→ EXTRAIT FOURNI
::::::::

Plus d’une centaine de femmes libyennes se sont rassemblées le 12 mars dans une école du centre de la ville pour organiser une collecte de denrées alimentaires et préparer des repas pour les combattants qui sont au front. À l’occasion de cet événement, l’une des femmes a dit à IRIN : « Pendant que je suis ici, mon jeune fils s’en va au front pour aider à distribuer de la nourriture à nos soldats. Il n’y a pas de pénurie de nourriture, vous n’avez qu’à aller voir par vous-mêmes dans nos magasins ».
Selon les autorités locales, la ville dispose de suffisamment de nourriture pour tenir environ quatre mois. Muftah Etwaleb, du Croissant-Rouge libyen, a dit que le prix du pain n’avait pas augmenté depuis que la ville était tombée aux mains des forces de l’opposition il y a environ trois semaines, mais que la plupart des commerces avaient fermé leurs portes.

::::::::

→ CONSIGNE 1
Les affirmations suivantes concordent-elles avec l'extrait ? Répondez par oui ou par non, en citant mot pour mot les termes de l'extrait qui tranchent : (a) selon les autorités locales, la ville a assez de nourriture pour environ quatre mois ; (b) le prix du pain a augmenté depuis que l'opposition a pris la ville ; (c) la plupart des commerces sont restés ouverts.
→ CONSIGNE 2
Pouvez-vous recopier à l'identique le passage de l'extrait qui commence par les mots « Selon les autorités » et s'achève sur « fermé leurs portes. » ?

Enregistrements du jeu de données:
::::::::

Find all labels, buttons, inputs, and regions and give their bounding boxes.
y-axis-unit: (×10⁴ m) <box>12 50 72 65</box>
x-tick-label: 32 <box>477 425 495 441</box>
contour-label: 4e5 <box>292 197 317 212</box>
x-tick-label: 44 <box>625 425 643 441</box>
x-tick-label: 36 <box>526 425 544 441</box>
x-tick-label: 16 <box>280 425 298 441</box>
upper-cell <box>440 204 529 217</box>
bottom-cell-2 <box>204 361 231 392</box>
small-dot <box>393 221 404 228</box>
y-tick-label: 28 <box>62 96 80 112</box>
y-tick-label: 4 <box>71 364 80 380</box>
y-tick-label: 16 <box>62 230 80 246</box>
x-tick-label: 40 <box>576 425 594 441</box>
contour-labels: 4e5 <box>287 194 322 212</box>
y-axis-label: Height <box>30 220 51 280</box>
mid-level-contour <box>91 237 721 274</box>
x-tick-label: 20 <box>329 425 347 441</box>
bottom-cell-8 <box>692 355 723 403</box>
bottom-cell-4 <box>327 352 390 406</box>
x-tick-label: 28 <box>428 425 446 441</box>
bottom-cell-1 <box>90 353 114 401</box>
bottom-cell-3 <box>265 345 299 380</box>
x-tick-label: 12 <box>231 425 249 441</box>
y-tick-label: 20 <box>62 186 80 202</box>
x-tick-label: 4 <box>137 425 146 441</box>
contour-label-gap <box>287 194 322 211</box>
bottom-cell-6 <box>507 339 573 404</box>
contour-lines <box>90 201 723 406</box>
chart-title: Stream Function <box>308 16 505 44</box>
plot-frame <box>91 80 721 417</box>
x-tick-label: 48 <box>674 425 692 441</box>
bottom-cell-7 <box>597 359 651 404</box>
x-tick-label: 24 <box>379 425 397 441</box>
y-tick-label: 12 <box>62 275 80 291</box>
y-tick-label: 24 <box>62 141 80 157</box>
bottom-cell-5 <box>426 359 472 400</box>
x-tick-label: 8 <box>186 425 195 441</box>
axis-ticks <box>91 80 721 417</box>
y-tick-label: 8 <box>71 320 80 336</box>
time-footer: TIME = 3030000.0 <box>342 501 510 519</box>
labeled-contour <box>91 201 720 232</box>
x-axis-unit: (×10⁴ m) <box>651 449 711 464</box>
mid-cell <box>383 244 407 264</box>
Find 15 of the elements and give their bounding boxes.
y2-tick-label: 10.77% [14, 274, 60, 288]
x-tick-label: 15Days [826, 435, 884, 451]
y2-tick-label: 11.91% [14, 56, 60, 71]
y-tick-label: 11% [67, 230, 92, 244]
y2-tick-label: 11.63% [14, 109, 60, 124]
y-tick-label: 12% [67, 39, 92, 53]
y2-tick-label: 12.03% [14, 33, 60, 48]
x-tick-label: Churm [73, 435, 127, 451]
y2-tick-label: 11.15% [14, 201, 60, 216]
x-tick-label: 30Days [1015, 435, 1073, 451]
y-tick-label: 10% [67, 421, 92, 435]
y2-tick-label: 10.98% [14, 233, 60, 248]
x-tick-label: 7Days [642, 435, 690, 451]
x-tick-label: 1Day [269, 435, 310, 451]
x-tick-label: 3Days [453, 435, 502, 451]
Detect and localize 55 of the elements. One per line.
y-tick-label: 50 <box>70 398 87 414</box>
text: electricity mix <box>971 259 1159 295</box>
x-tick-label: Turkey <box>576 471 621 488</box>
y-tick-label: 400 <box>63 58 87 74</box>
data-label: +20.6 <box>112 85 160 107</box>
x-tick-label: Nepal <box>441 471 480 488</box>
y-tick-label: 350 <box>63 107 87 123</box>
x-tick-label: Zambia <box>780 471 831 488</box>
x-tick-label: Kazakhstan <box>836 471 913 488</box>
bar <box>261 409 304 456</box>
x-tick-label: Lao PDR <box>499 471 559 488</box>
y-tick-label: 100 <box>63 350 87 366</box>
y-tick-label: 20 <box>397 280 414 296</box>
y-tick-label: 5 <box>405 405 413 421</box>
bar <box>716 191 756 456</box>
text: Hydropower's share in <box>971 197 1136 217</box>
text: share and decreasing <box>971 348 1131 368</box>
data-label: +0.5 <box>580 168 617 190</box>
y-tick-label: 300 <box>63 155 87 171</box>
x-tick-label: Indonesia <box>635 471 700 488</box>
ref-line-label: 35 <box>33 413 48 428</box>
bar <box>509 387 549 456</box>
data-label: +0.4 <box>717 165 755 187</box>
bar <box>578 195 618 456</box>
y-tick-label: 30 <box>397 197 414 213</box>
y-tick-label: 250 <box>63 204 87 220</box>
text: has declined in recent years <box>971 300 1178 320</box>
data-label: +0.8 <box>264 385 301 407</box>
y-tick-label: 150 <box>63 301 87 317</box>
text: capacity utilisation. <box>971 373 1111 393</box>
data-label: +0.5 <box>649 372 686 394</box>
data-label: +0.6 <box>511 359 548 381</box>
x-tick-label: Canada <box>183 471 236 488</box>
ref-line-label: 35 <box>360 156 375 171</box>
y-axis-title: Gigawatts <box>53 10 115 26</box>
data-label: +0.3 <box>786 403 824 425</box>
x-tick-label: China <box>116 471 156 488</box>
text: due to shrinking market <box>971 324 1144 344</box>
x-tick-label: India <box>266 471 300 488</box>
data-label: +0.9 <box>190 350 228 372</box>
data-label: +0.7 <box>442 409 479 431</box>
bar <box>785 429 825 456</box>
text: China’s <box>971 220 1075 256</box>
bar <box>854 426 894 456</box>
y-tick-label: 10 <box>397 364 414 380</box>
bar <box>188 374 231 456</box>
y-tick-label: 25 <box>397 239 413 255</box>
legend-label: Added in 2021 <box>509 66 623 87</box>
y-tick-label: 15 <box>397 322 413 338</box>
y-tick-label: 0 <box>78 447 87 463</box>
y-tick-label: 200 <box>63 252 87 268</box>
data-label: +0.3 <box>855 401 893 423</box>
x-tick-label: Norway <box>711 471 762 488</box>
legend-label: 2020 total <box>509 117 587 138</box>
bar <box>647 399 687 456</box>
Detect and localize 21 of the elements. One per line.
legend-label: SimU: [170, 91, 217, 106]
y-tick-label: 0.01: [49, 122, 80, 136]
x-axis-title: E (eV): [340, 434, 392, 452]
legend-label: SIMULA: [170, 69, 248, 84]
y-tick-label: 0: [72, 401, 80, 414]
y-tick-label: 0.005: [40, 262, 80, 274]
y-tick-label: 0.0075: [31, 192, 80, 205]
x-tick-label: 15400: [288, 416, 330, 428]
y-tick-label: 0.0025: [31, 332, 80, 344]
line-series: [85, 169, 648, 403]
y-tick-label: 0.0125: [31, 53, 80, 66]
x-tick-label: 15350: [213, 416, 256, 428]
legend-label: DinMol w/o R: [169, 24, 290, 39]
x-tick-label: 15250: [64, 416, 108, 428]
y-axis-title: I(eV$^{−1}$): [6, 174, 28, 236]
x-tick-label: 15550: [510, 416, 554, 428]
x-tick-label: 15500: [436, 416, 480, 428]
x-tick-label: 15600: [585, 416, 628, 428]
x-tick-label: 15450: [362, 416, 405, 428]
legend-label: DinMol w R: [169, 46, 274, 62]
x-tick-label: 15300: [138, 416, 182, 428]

::::::::

→ RÉPONSE 1
(a) Oui : « la ville dispose de suffisamment de nourriture pour tenir environ quatre mois ».
(b) Non : « le prix du pain n’avait pas augmenté depuis que la ville était tombée aux mains des forces de l’opposition ».
(c) Non : « la plupart des commerces avaient fermé leurs portes ».

→ RÉPONSE 2
Selon les autorités locales, la ville dispose de suffisamment de nourriture pour tenir environ quatre mois. Muftah Etwaleb, du Croissant-Rouge libyen, a dit que le prix du pain n’avait pas augmenté depuis que la ville était tombée aux mains des forces de l’opposition il y a environ trois semaines, mais que la plupart des commerces avaient fermé leurs portes.